---------- Material

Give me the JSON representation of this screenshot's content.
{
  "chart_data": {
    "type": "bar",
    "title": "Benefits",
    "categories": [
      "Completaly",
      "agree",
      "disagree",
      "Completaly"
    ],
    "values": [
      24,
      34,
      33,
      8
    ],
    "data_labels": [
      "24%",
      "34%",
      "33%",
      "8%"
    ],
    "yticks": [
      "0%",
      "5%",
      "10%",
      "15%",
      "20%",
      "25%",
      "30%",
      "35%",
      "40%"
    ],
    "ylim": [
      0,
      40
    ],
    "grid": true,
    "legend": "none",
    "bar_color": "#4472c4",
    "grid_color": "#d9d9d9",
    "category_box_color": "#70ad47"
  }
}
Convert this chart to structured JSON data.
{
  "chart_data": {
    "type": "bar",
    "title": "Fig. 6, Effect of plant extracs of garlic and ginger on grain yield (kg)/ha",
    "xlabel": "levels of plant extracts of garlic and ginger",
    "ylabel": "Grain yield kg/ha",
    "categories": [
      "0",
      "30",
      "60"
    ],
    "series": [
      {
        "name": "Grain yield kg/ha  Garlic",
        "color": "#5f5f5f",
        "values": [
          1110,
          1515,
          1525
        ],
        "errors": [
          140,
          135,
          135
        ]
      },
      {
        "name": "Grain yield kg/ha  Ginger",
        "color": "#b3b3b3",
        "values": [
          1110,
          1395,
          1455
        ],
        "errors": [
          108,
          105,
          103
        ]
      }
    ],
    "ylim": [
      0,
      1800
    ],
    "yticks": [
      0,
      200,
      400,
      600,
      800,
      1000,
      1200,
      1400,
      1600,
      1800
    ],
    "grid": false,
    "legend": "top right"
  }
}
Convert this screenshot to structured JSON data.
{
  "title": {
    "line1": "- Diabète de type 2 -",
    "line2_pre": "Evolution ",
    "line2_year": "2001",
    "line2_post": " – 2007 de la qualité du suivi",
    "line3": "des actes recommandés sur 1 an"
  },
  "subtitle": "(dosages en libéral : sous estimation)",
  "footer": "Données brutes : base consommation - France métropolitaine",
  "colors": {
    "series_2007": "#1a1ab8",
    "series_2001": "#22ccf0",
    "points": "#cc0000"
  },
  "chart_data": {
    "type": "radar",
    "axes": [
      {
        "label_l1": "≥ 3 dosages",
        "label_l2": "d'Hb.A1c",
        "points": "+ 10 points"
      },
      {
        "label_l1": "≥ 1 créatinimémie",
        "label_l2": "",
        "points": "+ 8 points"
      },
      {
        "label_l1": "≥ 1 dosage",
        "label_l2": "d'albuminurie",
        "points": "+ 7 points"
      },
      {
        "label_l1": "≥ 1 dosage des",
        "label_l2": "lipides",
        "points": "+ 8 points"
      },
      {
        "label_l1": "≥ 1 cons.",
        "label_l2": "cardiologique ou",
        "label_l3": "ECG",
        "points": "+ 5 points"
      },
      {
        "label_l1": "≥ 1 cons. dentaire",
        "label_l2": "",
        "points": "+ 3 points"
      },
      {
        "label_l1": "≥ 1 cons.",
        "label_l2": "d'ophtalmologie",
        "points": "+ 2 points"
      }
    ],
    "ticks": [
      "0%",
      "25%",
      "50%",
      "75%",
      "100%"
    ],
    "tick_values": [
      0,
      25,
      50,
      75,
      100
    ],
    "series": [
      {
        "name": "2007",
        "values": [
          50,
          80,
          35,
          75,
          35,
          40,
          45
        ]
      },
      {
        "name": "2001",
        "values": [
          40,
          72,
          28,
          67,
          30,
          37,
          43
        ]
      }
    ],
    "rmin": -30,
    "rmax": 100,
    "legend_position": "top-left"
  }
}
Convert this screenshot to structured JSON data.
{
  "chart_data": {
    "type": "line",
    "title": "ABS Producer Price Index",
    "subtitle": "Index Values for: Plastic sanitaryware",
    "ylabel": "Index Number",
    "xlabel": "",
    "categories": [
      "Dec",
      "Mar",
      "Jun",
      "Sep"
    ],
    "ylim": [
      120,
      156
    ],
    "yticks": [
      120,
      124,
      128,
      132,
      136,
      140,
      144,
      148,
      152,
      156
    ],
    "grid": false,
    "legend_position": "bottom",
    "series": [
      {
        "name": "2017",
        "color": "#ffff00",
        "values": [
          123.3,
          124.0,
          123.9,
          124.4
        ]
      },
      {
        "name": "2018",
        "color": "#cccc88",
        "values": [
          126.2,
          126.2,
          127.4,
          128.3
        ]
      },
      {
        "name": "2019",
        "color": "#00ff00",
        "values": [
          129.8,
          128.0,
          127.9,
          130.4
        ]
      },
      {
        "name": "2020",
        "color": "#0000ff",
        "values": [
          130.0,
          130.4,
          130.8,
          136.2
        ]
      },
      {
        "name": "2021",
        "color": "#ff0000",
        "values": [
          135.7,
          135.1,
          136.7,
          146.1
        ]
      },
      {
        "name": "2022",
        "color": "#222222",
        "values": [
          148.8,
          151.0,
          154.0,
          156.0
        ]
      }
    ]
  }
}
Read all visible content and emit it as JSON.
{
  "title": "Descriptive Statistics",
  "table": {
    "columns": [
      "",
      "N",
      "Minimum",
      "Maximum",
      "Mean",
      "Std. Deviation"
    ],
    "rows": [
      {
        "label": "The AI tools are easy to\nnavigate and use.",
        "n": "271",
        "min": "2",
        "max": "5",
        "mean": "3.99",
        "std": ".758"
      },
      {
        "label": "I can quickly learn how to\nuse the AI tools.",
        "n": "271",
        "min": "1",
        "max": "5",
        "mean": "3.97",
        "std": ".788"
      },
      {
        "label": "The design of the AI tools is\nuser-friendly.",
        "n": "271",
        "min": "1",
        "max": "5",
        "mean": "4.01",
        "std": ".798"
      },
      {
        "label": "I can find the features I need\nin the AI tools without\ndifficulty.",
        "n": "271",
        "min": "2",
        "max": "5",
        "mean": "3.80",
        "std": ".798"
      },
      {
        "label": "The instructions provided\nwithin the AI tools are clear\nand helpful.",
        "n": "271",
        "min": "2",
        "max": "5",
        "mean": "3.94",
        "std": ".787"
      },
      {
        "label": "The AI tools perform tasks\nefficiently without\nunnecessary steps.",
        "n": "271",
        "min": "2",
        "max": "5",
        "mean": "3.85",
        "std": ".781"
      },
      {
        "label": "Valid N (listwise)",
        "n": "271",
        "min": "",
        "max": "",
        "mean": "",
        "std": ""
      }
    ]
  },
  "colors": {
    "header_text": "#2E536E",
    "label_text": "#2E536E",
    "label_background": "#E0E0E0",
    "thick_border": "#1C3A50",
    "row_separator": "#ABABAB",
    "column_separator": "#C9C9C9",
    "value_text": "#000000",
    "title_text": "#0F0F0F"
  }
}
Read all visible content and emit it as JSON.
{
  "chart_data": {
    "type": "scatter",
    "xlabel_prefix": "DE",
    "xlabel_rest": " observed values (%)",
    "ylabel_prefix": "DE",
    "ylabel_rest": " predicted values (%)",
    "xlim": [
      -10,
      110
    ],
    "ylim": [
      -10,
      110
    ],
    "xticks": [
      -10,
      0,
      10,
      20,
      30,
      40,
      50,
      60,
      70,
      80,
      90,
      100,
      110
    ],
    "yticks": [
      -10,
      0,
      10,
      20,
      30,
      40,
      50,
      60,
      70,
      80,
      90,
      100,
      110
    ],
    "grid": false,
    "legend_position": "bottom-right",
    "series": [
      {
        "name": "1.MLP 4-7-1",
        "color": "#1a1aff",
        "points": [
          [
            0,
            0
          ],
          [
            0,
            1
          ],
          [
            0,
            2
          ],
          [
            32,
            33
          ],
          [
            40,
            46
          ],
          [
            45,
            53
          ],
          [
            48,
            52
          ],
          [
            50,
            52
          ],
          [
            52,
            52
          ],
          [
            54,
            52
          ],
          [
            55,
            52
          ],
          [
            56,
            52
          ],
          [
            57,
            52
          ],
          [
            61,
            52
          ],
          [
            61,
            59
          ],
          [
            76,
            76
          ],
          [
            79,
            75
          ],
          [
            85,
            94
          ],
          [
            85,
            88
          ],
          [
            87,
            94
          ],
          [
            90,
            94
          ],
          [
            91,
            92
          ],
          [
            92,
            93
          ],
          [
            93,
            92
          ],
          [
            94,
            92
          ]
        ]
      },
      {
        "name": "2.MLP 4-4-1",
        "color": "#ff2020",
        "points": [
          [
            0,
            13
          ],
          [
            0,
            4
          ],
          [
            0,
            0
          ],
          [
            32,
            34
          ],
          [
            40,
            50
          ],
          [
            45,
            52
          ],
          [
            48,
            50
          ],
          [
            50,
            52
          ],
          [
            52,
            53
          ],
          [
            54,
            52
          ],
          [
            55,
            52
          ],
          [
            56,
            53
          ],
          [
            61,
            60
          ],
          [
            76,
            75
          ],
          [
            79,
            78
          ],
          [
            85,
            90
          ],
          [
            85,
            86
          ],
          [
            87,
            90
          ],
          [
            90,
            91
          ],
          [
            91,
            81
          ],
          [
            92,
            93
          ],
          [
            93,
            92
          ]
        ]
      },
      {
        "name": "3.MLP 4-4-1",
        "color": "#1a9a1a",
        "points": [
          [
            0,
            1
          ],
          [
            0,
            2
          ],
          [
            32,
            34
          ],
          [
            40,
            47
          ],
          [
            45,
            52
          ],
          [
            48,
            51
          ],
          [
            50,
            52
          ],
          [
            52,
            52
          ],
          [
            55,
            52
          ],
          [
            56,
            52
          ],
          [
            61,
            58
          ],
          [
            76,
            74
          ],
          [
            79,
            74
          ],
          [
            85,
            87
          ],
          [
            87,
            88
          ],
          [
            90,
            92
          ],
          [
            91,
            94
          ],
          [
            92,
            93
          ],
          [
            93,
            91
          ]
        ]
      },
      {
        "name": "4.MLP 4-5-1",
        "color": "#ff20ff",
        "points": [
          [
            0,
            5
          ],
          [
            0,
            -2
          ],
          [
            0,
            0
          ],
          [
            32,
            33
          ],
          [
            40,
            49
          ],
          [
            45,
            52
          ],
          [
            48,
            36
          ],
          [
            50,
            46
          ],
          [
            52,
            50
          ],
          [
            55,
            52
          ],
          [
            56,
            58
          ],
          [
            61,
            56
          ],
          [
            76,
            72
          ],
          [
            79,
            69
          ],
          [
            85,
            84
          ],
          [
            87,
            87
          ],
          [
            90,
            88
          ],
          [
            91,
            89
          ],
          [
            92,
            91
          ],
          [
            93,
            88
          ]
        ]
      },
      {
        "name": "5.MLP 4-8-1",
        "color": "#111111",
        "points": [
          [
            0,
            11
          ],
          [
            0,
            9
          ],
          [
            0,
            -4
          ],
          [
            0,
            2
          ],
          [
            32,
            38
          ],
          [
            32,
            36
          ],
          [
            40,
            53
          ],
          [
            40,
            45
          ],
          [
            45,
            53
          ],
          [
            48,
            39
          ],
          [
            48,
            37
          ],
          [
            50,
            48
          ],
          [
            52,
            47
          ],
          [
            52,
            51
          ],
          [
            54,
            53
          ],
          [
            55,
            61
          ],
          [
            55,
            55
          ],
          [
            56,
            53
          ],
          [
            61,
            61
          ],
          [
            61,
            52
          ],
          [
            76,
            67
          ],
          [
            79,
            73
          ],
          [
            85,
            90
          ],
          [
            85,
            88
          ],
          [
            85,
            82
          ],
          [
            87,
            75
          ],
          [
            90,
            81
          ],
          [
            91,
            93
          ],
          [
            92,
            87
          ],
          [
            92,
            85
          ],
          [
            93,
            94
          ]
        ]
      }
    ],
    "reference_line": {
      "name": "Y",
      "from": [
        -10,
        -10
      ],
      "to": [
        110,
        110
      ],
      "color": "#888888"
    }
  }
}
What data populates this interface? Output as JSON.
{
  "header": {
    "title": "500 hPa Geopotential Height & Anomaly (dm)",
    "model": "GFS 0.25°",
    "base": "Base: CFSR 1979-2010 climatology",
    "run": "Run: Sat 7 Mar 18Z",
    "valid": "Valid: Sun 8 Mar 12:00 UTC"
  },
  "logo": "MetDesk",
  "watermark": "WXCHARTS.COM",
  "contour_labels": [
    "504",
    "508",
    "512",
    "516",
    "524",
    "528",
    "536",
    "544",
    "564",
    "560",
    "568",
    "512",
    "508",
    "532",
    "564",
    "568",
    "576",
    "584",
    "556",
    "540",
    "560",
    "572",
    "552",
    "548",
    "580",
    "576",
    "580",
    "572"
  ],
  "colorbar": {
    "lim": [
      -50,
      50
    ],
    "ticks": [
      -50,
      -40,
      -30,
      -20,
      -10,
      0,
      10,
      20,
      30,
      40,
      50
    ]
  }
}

--------------------

◆ Problem statement
From the data, pick out every line that includes "plant".

◆ Task result
    "title": "Fig. 6, Effect of plant extracs of garlic and ginger on grain yield (kg)/ha",
    "xlabel": "levels of plant extracts of garlic and ginger",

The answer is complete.